> [TASK GOAL]
Identify every line in the records below that contains the word "label", and copy each of those lines.

(Figure collection entries)
= = = =

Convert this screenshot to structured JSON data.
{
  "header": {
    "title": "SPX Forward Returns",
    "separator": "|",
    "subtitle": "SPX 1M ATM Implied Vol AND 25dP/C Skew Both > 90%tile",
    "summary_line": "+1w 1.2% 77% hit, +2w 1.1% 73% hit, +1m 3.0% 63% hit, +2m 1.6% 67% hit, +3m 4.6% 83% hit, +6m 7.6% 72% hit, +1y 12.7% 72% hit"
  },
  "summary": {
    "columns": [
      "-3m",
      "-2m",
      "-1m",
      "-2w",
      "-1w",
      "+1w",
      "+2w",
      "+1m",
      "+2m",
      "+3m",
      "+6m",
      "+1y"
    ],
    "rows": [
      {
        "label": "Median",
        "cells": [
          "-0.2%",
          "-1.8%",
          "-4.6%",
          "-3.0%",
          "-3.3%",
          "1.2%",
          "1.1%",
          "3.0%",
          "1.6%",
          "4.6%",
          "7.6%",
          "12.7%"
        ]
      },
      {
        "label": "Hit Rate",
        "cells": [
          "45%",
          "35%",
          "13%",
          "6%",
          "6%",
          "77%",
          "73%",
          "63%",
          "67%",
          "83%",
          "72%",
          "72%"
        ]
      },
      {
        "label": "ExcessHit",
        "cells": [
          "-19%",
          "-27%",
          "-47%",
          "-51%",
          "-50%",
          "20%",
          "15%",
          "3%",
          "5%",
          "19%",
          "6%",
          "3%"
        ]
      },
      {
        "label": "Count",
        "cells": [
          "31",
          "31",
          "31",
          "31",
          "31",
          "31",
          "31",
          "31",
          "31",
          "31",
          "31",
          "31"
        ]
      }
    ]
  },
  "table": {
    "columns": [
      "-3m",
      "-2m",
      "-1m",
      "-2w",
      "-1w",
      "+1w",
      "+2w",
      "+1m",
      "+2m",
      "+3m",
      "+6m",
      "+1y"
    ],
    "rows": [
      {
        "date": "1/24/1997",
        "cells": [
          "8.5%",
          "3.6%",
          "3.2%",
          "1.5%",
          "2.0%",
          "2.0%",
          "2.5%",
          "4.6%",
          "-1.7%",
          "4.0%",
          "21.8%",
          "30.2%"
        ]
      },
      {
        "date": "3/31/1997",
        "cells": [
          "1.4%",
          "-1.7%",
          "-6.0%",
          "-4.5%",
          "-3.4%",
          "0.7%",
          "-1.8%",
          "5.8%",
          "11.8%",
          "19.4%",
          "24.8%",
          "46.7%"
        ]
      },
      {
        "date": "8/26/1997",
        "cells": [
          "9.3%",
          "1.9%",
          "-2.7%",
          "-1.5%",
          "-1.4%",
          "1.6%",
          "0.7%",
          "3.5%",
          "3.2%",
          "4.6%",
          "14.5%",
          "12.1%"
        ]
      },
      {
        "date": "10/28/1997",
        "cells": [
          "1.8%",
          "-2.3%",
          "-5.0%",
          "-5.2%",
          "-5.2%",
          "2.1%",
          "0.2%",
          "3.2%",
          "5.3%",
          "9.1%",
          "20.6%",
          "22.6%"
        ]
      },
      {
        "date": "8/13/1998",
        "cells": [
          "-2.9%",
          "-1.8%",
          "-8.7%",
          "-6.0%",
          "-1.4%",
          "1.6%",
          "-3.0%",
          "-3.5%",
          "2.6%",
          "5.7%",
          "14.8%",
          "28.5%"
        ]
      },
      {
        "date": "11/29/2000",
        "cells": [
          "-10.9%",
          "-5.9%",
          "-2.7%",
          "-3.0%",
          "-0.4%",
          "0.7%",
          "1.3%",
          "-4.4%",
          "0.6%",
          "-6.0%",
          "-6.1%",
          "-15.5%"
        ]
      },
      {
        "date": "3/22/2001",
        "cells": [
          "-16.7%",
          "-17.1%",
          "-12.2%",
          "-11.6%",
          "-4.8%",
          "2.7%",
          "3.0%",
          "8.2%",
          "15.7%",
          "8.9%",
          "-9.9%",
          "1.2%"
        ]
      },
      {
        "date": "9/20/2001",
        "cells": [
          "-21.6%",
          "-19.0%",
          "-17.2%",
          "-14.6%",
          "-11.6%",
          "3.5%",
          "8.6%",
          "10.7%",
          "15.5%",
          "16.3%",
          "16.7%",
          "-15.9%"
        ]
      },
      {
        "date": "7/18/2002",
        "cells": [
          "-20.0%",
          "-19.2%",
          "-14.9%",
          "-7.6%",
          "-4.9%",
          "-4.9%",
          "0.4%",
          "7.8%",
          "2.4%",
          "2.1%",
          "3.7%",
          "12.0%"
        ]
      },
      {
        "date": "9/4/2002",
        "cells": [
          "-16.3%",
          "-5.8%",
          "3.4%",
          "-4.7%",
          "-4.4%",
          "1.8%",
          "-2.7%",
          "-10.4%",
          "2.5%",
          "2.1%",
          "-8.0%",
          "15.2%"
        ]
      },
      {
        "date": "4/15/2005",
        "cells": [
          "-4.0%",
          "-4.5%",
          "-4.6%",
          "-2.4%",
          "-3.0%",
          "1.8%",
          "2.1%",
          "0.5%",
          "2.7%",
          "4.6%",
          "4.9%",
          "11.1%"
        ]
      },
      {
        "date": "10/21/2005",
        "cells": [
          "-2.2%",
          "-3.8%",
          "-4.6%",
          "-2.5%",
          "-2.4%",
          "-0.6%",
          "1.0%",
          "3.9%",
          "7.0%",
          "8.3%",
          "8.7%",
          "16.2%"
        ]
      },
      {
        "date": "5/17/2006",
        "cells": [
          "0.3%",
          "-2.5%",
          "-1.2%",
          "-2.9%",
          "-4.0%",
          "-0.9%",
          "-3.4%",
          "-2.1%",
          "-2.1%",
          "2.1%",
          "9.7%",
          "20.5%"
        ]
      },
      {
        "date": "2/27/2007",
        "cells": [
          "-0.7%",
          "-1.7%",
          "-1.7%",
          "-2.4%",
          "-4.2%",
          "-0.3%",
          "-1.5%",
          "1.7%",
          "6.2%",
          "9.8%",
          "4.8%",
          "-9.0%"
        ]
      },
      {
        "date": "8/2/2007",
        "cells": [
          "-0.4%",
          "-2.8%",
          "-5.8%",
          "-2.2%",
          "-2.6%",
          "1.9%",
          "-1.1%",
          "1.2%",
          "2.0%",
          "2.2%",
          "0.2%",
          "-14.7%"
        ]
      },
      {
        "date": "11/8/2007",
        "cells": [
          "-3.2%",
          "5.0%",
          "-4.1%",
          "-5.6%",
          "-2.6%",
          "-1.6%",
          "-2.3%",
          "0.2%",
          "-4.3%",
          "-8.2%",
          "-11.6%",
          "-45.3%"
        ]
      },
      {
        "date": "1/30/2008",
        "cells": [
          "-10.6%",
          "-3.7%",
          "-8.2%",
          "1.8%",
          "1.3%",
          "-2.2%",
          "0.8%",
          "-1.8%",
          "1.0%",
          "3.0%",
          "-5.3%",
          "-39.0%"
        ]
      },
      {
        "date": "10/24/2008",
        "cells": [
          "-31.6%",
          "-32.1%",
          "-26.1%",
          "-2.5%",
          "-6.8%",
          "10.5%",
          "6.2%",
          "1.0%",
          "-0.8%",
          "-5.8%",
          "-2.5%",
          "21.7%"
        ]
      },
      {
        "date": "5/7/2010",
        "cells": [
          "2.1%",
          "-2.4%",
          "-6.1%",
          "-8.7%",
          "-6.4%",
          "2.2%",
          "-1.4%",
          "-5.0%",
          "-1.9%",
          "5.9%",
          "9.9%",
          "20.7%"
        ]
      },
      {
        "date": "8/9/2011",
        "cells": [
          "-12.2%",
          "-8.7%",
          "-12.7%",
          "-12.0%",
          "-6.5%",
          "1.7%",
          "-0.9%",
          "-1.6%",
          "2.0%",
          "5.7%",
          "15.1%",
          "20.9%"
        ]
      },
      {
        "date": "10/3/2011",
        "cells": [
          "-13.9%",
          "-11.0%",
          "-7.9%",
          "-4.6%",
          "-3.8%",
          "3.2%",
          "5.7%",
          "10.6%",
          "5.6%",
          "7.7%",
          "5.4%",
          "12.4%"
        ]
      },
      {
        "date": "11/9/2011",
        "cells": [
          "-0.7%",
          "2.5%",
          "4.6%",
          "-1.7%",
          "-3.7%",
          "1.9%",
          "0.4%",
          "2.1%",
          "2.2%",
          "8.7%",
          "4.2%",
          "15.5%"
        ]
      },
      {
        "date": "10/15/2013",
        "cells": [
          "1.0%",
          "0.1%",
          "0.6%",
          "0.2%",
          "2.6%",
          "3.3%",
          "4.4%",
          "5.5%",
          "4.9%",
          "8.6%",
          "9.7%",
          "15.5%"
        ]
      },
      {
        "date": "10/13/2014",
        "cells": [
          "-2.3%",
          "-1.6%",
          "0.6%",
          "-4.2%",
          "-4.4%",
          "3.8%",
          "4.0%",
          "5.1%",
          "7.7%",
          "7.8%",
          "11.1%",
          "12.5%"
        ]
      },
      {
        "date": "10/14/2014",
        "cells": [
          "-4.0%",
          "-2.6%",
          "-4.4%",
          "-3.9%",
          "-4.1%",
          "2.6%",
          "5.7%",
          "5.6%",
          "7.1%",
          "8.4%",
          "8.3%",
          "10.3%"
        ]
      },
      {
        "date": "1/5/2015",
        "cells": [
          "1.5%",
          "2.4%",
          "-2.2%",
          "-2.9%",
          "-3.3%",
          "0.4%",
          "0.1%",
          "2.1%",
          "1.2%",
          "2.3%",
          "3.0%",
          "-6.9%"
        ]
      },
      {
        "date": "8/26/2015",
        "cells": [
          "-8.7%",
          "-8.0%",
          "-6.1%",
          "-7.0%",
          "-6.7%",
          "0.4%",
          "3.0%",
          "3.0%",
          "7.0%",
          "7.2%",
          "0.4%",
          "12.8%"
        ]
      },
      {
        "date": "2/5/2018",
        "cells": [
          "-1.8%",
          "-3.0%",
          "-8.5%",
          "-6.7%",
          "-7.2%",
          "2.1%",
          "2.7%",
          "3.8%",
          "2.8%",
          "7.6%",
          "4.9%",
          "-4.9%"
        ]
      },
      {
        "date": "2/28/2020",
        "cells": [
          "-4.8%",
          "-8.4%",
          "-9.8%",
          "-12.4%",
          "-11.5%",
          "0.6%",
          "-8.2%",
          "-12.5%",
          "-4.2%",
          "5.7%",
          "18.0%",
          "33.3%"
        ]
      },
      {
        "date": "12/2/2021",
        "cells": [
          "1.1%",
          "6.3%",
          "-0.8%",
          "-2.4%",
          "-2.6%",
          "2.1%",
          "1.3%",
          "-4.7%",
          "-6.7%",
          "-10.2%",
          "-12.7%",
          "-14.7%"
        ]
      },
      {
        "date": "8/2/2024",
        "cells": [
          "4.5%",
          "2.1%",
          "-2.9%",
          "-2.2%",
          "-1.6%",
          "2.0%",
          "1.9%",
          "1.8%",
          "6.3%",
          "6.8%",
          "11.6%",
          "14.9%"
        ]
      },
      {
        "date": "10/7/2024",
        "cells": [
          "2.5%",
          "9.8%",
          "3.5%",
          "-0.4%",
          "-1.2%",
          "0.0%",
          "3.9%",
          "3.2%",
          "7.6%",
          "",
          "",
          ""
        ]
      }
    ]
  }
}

= = = =

> [RESULT]
        "label": "Median",
        "label": "Hit Rate",
        "label": "ExcessHit",
        "label": "Count",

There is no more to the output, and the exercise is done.